| What you will do |
Here are some records; copy every line that holds the word "panel".

Records that describe figures

>> BEGIN

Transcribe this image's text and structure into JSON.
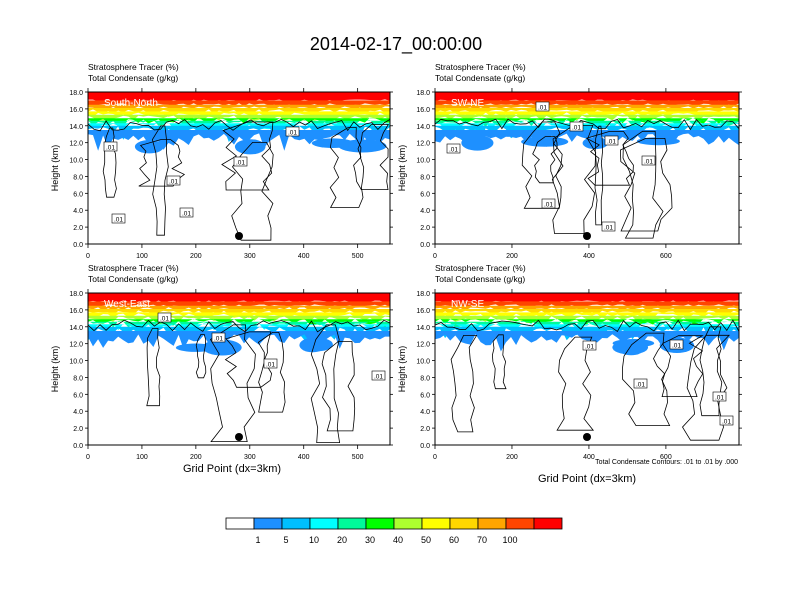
{
  "title": "2014-02-17_00:00:00",
  "ylabel": "Height (km)",
  "xlabel": "Grid Point (dx=3km)",
  "subtitle_line1": "Stratosphere Tracer   (%)",
  "subtitle_line2": "Total Condensate   (g/kg)",
  "contour_note": "Total Condensate Contours: .01 to .01 by .000",
  "colorbar": {
    "levels": [
      "1",
      "5",
      "10",
      "20",
      "30",
      "40",
      "50",
      "60",
      "70",
      "100"
    ],
    "colors": [
      "#ffffff",
      "#1e90ff",
      "#00bfff",
      "#00ffff",
      "#00fa9a",
      "#00ff00",
      "#adff2f",
      "#ffff00",
      "#ffd700",
      "#ffa500",
      "#ff4500",
      "#ff0000"
    ]
  },
  "chart_data": [
    {
      "type": "heatmap",
      "panel": "South-North",
      "xlim": [
        0,
        560
      ],
      "ylim": [
        0,
        18
      ],
      "xticks": [
        "0",
        "100",
        "200",
        "300",
        "400",
        "500"
      ],
      "xtick_values": [
        0,
        100,
        200,
        300,
        400,
        500
      ],
      "yticks": [
        "0.0",
        "2.0",
        "4.0",
        "6.0",
        "8.0",
        "10.0",
        "12.0",
        "14.0",
        "16.0",
        "18.0"
      ],
      "ytick_values": [
        0,
        2,
        4,
        6,
        8,
        10,
        12,
        14,
        16,
        18
      ],
      "contour_labels": [
        ".01",
        ".01",
        ".01",
        ".01",
        ".01",
        ".01"
      ],
      "marker_x": 280
    },
    {
      "type": "heatmap",
      "panel": "SW-NE",
      "xlim": [
        0,
        790
      ],
      "ylim": [
        0,
        18
      ],
      "xticks": [
        "0",
        "200",
        "400",
        "600"
      ],
      "xtick_values": [
        0,
        200,
        400,
        600
      ],
      "yticks": [
        "0.0",
        "2.0",
        "4.0",
        "6.0",
        "8.0",
        "10.0",
        "12.0",
        "14.0",
        "16.0",
        "18.0"
      ],
      "ytick_values": [
        0,
        2,
        4,
        6,
        8,
        10,
        12,
        14,
        16,
        18
      ],
      "contour_labels": [
        ".01",
        ".01",
        ".01",
        ".01",
        ".01",
        ".01",
        ".01"
      ],
      "marker_x": 395
    },
    {
      "type": "heatmap",
      "panel": "West-East",
      "xlim": [
        0,
        560
      ],
      "ylim": [
        0,
        18
      ],
      "xticks": [
        "0",
        "100",
        "200",
        "300",
        "400",
        "500"
      ],
      "xtick_values": [
        0,
        100,
        200,
        300,
        400,
        500
      ],
      "yticks": [
        "0.0",
        "2.0",
        "4.0",
        "6.0",
        "8.0",
        "10.0",
        "12.0",
        "14.0",
        "16.0",
        "18.0"
      ],
      "ytick_values": [
        0,
        2,
        4,
        6,
        8,
        10,
        12,
        14,
        16,
        18
      ],
      "contour_labels": [
        ".01",
        ".01",
        ".01",
        ".01"
      ],
      "marker_x": 280
    },
    {
      "type": "heatmap",
      "panel": "NW-SE",
      "xlim": [
        0,
        790
      ],
      "ylim": [
        0,
        18
      ],
      "xticks": [
        "0",
        "200",
        "400",
        "600"
      ],
      "xtick_values": [
        0,
        200,
        400,
        600
      ],
      "yticks": [
        "0.0",
        "2.0",
        "4.0",
        "6.0",
        "8.0",
        "10.0",
        "12.0",
        "14.0",
        "16.0",
        "18.0"
      ],
      "ytick_values": [
        0,
        2,
        4,
        6,
        8,
        10,
        12,
        14,
        16,
        18
      ],
      "contour_labels": [
        ".01",
        ".01",
        ".01",
        ".01",
        ".01"
      ],
      "marker_x": 395
    }
  ]
}
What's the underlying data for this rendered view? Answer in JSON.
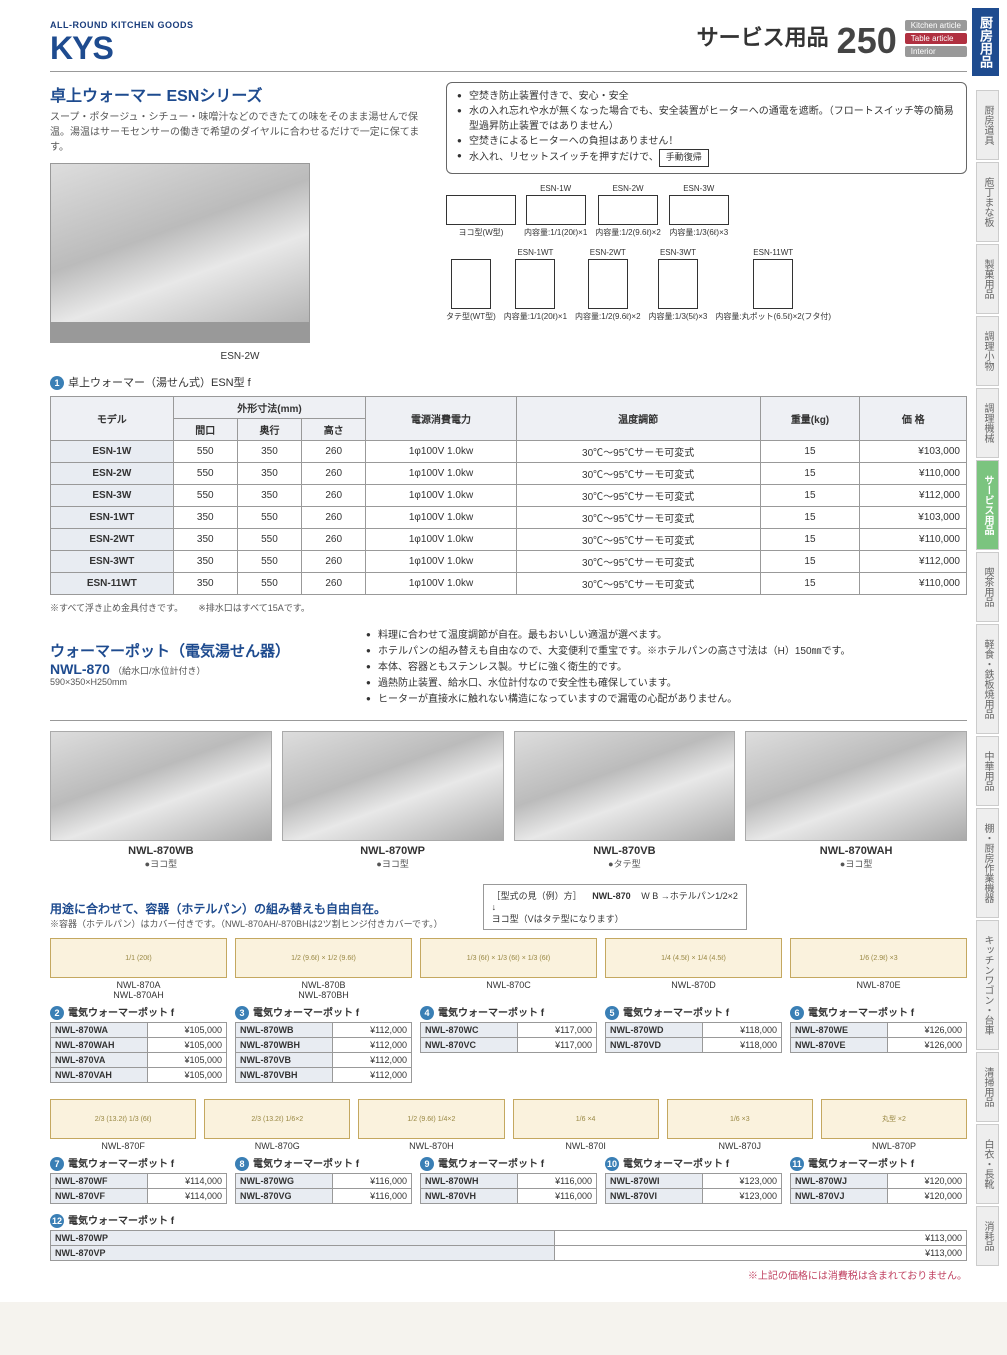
{
  "header": {
    "logo_tag": "ALL-ROUND KITCHEN GOODS",
    "logo_main": "KYS",
    "category": "サービス用品",
    "page_number": "250",
    "tags": [
      "Kitchen article",
      "Table article",
      "Interior"
    ],
    "side_main": "厨房用品"
  },
  "side_tabs": [
    "厨房道具",
    "庖丁まな板",
    "製菓用品",
    "調理小物",
    "調理機械",
    "サービス用品",
    "喫茶用品",
    "軽食・鉄板焼用品",
    "中華用品",
    "棚・厨房作業機器",
    "キッチンワゴン・台車",
    "清掃用品",
    "白衣・長靴",
    "消耗品"
  ],
  "side_active_index": 5,
  "esn": {
    "series_title": "卓上ウォーマー ESNシリーズ",
    "series_desc": "スープ・ポタージュ・シチュー・味噌汁などのできたての味をそのまま湯せんで保温。湯温はサーモセンサーの働きで希望のダイヤルに合わせるだけで一定に保てます。",
    "features": [
      "空焚き防止装置付きで、安心・安全",
      "水の入れ忘れや水が無くなった場合でも、安全装置がヒーターへの通電を遮断。（フロートスイッチ等の簡易型過昇防止装置ではありません）",
      "空焚きによるヒーターへの負担はありません！",
      "水入れ、リセットスイッチを押すだけで、"
    ],
    "manual_label": "手動復帰",
    "img_caption": "ESN-2W",
    "diagram_yoko_label": "ヨコ型(W型)",
    "diagram_tate_label": "タテ型(WT型)",
    "yoko_models": [
      {
        "name": "ESN-1W",
        "cap": "内容量:1/1(20ℓ)×1"
      },
      {
        "name": "ESN-2W",
        "cap": "内容量:1/2(9.6ℓ)×2"
      },
      {
        "name": "ESN-3W",
        "cap": "内容量:1/3(6ℓ)×3"
      }
    ],
    "tate_models": [
      {
        "name": "ESN-1WT",
        "cap": "内容量:1/1(20ℓ)×1"
      },
      {
        "name": "ESN-2WT",
        "cap": "内容量:1/2(9.6ℓ)×2"
      },
      {
        "name": "ESN-3WT",
        "cap": "内容量:1/3(5ℓ)×3"
      },
      {
        "name": "ESN-11WT",
        "cap": "内容量:丸ポット(6.5ℓ)×2(フタ付)"
      }
    ],
    "table_title": "卓上ウォーマー（湯せん式）ESN型 f",
    "columns": [
      "モデル",
      "間口",
      "奥行",
      "高さ",
      "電源消費電力",
      "温度調節",
      "重量(kg)",
      "価 格"
    ],
    "dim_header": "外形寸法(mm)",
    "rows": [
      [
        "ESN-1W",
        "550",
        "350",
        "260",
        "1φ100V 1.0kw",
        "30℃〜95℃サーモ可変式",
        "15",
        "¥103,000"
      ],
      [
        "ESN-2W",
        "550",
        "350",
        "260",
        "1φ100V 1.0kw",
        "30℃〜95℃サーモ可変式",
        "15",
        "¥110,000"
      ],
      [
        "ESN-3W",
        "550",
        "350",
        "260",
        "1φ100V 1.0kw",
        "30℃〜95℃サーモ可変式",
        "15",
        "¥112,000"
      ],
      [
        "ESN-1WT",
        "350",
        "550",
        "260",
        "1φ100V 1.0kw",
        "30℃〜95℃サーモ可変式",
        "15",
        "¥103,000"
      ],
      [
        "ESN-2WT",
        "350",
        "550",
        "260",
        "1φ100V 1.0kw",
        "30℃〜95℃サーモ可変式",
        "15",
        "¥110,000"
      ],
      [
        "ESN-3WT",
        "350",
        "550",
        "260",
        "1φ100V 1.0kw",
        "30℃〜95℃サーモ可変式",
        "15",
        "¥112,000"
      ],
      [
        "ESN-11WT",
        "350",
        "550",
        "260",
        "1φ100V 1.0kw",
        "30℃〜95℃サーモ可変式",
        "15",
        "¥110,000"
      ]
    ],
    "table_note1": "※すべて浮き止め金具付きです。",
    "table_note2": "※排水口はすべて15Aです。"
  },
  "nwl": {
    "title": "ウォーマーポット（電気湯せん器）",
    "model": "NWL-870",
    "sub": "（給水口/水位計付き）",
    "dims": "590×350×H250mm",
    "features": [
      "料理に合わせて温度調節が自在。最もおいしい適温が選べます。",
      "ホテルパンの組み替えも自由なので、大変便利で重宝です。※ホテルパンの高さ寸法は（H）150㎜です。",
      "本体、容器ともステンレス製。サビに強く衛生的です。",
      "過熱防止装置、給水口、水位計付なので安全性も確保しています。",
      "ヒーターが直接水に触れない構造になっていますので漏電の心配がありません。"
    ],
    "products": [
      {
        "name": "NWL-870WB",
        "type": "●ヨコ型"
      },
      {
        "name": "NWL-870WP",
        "type": "●ヨコ型"
      },
      {
        "name": "NWL-870VB",
        "type": "●タテ型"
      },
      {
        "name": "NWL-870WAH",
        "type": "●ヨコ型"
      }
    ],
    "combo_title": "用途に合わせて、容器（ホテルパン）の組み替えも自由自在。",
    "combo_note": "※容器（ホテルパン）はカバー付きです。（NWL-870AH/-870BHは2ツ割ヒンジ付きカバーです。）",
    "legend_title": "［型式の見（例）方］",
    "legend_model": "NWL-870",
    "legend_desc": "W B →ホテルパン1/2×2\n↓\nヨコ型（Vはタテ型になります）",
    "configs_top": [
      {
        "diagram": "1/1 (20ℓ)",
        "labels": "NWL-870A\nNWL-870AH"
      },
      {
        "diagram": "1/2 (9.6ℓ) × 1/2 (9.6ℓ)",
        "labels": "NWL-870B\nNWL-870BH"
      },
      {
        "diagram": "1/3 (6ℓ) × 1/3 (6ℓ) × 1/3 (6ℓ)",
        "labels": "NWL-870C"
      },
      {
        "diagram": "1/4 (4.5ℓ) × 1/4 (4.5ℓ)",
        "labels": "NWL-870D"
      },
      {
        "diagram": "1/6 (2.9ℓ) ×3",
        "labels": "NWL-870E"
      }
    ],
    "price_blocks_top": [
      {
        "num": "2",
        "title": "電気ウォーマーポット f",
        "rows": [
          [
            "NWL-870WA",
            "¥105,000"
          ],
          [
            "NWL-870WAH",
            "¥105,000"
          ],
          [
            "NWL-870VA",
            "¥105,000"
          ],
          [
            "NWL-870VAH",
            "¥105,000"
          ]
        ]
      },
      {
        "num": "3",
        "title": "電気ウォーマーポット f",
        "rows": [
          [
            "NWL-870WB",
            "¥112,000"
          ],
          [
            "NWL-870WBH",
            "¥112,000"
          ],
          [
            "NWL-870VB",
            "¥112,000"
          ],
          [
            "NWL-870VBH",
            "¥112,000"
          ]
        ]
      },
      {
        "num": "4",
        "title": "電気ウォーマーポット f",
        "rows": [
          [
            "NWL-870WC",
            "¥117,000"
          ],
          [
            "NWL-870VC",
            "¥117,000"
          ]
        ]
      },
      {
        "num": "5",
        "title": "電気ウォーマーポット f",
        "rows": [
          [
            "NWL-870WD",
            "¥118,000"
          ],
          [
            "NWL-870VD",
            "¥118,000"
          ]
        ]
      },
      {
        "num": "6",
        "title": "電気ウォーマーポット f",
        "rows": [
          [
            "NWL-870WE",
            "¥126,000"
          ],
          [
            "NWL-870VE",
            "¥126,000"
          ]
        ]
      }
    ],
    "configs_bottom": [
      {
        "diagram": "2/3 (13.2ℓ) 1/3 (6ℓ)",
        "labels": "NWL-870F"
      },
      {
        "diagram": "2/3 (13.2ℓ) 1/6×2",
        "labels": "NWL-870G"
      },
      {
        "diagram": "1/2 (9.6ℓ) 1/4×2",
        "labels": "NWL-870H"
      },
      {
        "diagram": "1/6 ×4",
        "labels": "NWL-870I"
      },
      {
        "diagram": "1/6 ×3",
        "labels": "NWL-870J"
      },
      {
        "diagram": "丸型 ×2",
        "labels": "NWL-870P"
      }
    ],
    "price_blocks_bottom": [
      {
        "num": "7",
        "title": "電気ウォーマーポット f",
        "rows": [
          [
            "NWL-870WF",
            "¥114,000"
          ],
          [
            "NWL-870VF",
            "¥114,000"
          ]
        ]
      },
      {
        "num": "8",
        "title": "電気ウォーマーポット f",
        "rows": [
          [
            "NWL-870WG",
            "¥116,000"
          ],
          [
            "NWL-870VG",
            "¥116,000"
          ]
        ]
      },
      {
        "num": "9",
        "title": "電気ウォーマーポット f",
        "rows": [
          [
            "NWL-870WH",
            "¥116,000"
          ],
          [
            "NWL-870VH",
            "¥116,000"
          ]
        ]
      },
      {
        "num": "10",
        "title": "電気ウォーマーポット f",
        "rows": [
          [
            "NWL-870WI",
            "¥123,000"
          ],
          [
            "NWL-870VI",
            "¥123,000"
          ]
        ]
      },
      {
        "num": "11",
        "title": "電気ウォーマーポット f",
        "rows": [
          [
            "NWL-870WJ",
            "¥120,000"
          ],
          [
            "NWL-870VJ",
            "¥120,000"
          ]
        ]
      },
      {
        "num": "12",
        "title": "電気ウォーマーポット f",
        "rows": [
          [
            "NWL-870WP",
            "¥113,000"
          ],
          [
            "NWL-870VP",
            "¥113,000"
          ]
        ]
      }
    ]
  },
  "footer_note": "※上記の価格には消費税は含まれておりません。"
}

>> END

| Finished answer |
      "panel": "South-North",
      "panel": "SW-NE",
      "panel": "West-East",
      "panel": "NW-SE",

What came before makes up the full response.